Stored entries
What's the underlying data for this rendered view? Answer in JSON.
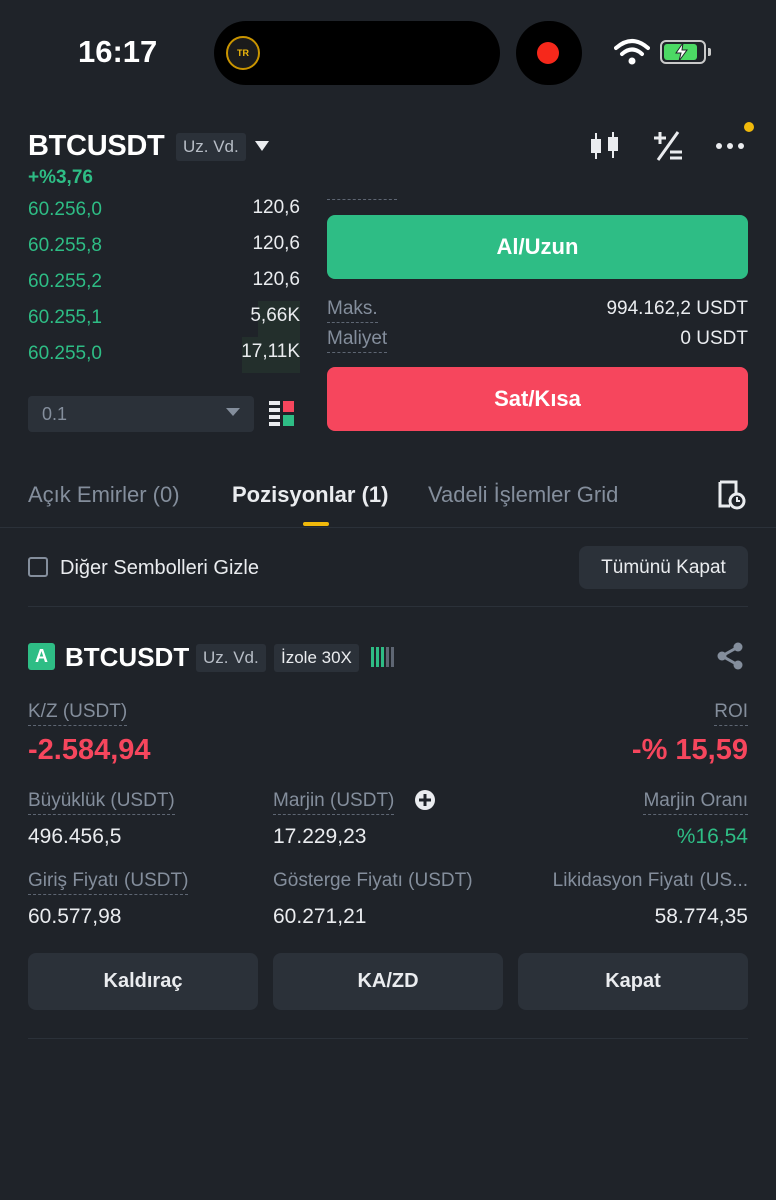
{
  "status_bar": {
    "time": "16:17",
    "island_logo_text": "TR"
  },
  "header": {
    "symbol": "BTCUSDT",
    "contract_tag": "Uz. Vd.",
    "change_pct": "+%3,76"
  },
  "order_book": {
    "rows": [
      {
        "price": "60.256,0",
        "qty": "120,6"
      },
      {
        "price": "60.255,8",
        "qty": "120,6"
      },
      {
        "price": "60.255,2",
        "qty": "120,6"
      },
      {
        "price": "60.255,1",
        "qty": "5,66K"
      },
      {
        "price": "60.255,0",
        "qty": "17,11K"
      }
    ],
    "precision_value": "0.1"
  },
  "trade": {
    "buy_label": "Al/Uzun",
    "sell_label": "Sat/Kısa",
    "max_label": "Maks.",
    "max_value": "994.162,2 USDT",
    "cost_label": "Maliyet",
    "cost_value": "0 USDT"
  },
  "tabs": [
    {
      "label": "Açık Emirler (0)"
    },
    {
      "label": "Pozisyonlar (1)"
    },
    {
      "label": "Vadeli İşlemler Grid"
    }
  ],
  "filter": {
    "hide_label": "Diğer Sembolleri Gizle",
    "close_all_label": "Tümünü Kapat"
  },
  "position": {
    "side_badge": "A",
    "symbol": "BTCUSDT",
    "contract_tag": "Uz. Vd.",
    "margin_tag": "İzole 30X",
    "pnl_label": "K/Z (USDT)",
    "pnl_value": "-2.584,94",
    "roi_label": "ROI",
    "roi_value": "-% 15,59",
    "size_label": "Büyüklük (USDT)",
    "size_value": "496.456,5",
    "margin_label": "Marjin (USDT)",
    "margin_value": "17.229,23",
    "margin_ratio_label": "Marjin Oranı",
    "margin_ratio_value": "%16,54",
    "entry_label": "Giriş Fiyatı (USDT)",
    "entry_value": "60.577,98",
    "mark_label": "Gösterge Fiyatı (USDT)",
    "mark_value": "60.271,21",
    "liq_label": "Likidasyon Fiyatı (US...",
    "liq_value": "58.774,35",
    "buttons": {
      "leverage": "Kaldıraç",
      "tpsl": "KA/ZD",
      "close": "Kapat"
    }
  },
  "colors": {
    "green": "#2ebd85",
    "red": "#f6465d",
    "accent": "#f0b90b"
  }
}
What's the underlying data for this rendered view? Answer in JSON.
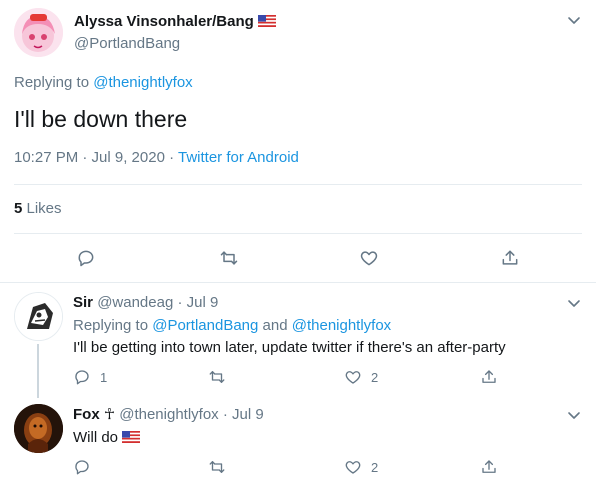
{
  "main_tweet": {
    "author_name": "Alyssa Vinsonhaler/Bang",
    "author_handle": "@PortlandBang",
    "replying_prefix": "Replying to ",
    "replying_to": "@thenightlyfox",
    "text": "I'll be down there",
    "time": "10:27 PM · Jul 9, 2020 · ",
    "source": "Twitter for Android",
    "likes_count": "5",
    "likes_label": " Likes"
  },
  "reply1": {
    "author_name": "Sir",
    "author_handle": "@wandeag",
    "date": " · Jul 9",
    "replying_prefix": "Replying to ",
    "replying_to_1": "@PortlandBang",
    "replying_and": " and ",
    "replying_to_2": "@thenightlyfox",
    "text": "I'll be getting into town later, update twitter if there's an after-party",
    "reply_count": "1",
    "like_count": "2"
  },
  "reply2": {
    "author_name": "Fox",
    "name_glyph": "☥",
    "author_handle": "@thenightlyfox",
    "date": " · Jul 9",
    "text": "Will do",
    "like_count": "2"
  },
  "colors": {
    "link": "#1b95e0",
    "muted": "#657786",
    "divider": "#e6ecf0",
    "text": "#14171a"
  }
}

[Given problem] Print the listing above in full, exactly as written. Omit any pictures.

[Final answer]
What's the underlying data for this rendered view? Answer in JSON.
{
  "status_bar": {
    "time": "16:17",
    "island_logo_text": "TR"
  },
  "header": {
    "symbol": "BTCUSDT",
    "contract_tag": "Uz. Vd.",
    "change_pct": "+%3,76"
  },
  "order_book": {
    "rows": [
      {
        "price": "60.256,0",
        "qty": "120,6"
      },
      {
        "price": "60.255,8",
        "qty": "120,6"
      },
      {
        "price": "60.255,2",
        "qty": "120,6"
      },
      {
        "price": "60.255,1",
        "qty": "5,66K"
      },
      {
        "price": "60.255,0",
        "qty": "17,11K"
      }
    ],
    "precision_value": "0.1"
  },
  "trade": {
    "buy_label": "Al/Uzun",
    "sell_label": "Sat/Kısa",
    "max_label": "Maks.",
    "max_value": "994.162,2 USDT",
    "cost_label": "Maliyet",
    "cost_value": "0 USDT"
  },
  "tabs": [
    {
      "label": "Açık Emirler (0)"
    },
    {
      "label": "Pozisyonlar (1)"
    },
    {
      "label": "Vadeli İşlemler Grid"
    }
  ],
  "filter": {
    "hide_label": "Diğer Sembolleri Gizle",
    "close_all_label": "Tümünü Kapat"
  },
  "position": {
    "side_badge": "A",
    "symbol": "BTCUSDT",
    "contract_tag": "Uz. Vd.",
    "margin_tag": "İzole 30X",
    "pnl_label": "K/Z (USDT)",
    "pnl_value": "-2.584,94",
    "roi_label": "ROI",
    "roi_value": "-% 15,59",
    "size_label": "Büyüklük (USDT)",
    "size_value": "496.456,5",
    "margin_label": "Marjin (USDT)",
    "margin_value": "17.229,23",
    "margin_ratio_label": "Marjin Oranı",
    "margin_ratio_value": "%16,54",
    "entry_label": "Giriş Fiyatı (USDT)",
    "entry_value": "60.577,98",
    "mark_label": "Gösterge Fiyatı (USDT)",
    "mark_value": "60.271,21",
    "liq_label": "Likidasyon Fiyatı (US...",
    "liq_value": "58.774,35",
    "buttons": {
      "leverage": "Kaldıraç",
      "tpsl": "KA/ZD",
      "close": "Kapat"
    }
  },
  "colors": {
    "green": "#2ebd85",
    "red": "#f6465d",
    "accent": "#f0b90b"
  }
}
What's the underlying data for this rendered view? Answer in JSON.
{
  "main_tweet": {
    "author_name": "Alyssa Vinsonhaler/Bang",
    "author_handle": "@PortlandBang",
    "replying_prefix": "Replying to ",
    "replying_to": "@thenightlyfox",
    "text": "I'll be down there",
    "time": "10:27 PM · Jul 9, 2020 · ",
    "source": "Twitter for Android",
    "likes_count": "5",
    "likes_label": " Likes"
  },
  "reply1": {
    "author_name": "Sir",
    "author_handle": "@wandeag",
    "date": " · Jul 9",
    "replying_prefix": "Replying to ",
    "replying_to_1": "@PortlandBang",
    "replying_and": " and ",
    "replying_to_2": "@thenightlyfox",
    "text": "I'll be getting into town later, update twitter if there's an after-party",
    "reply_count": "1",
    "like_count": "2"
  },
  "reply2": {
    "author_name": "Fox",
    "name_glyph": "☥",
    "author_handle": "@thenightlyfox",
    "date": " · Jul 9",
    "text": "Will do",
    "like_count": "2"
  },
  "colors": {
    "link": "#1b95e0",
    "muted": "#657786",
    "divider": "#e6ecf0",
    "text": "#14171a"
  }
}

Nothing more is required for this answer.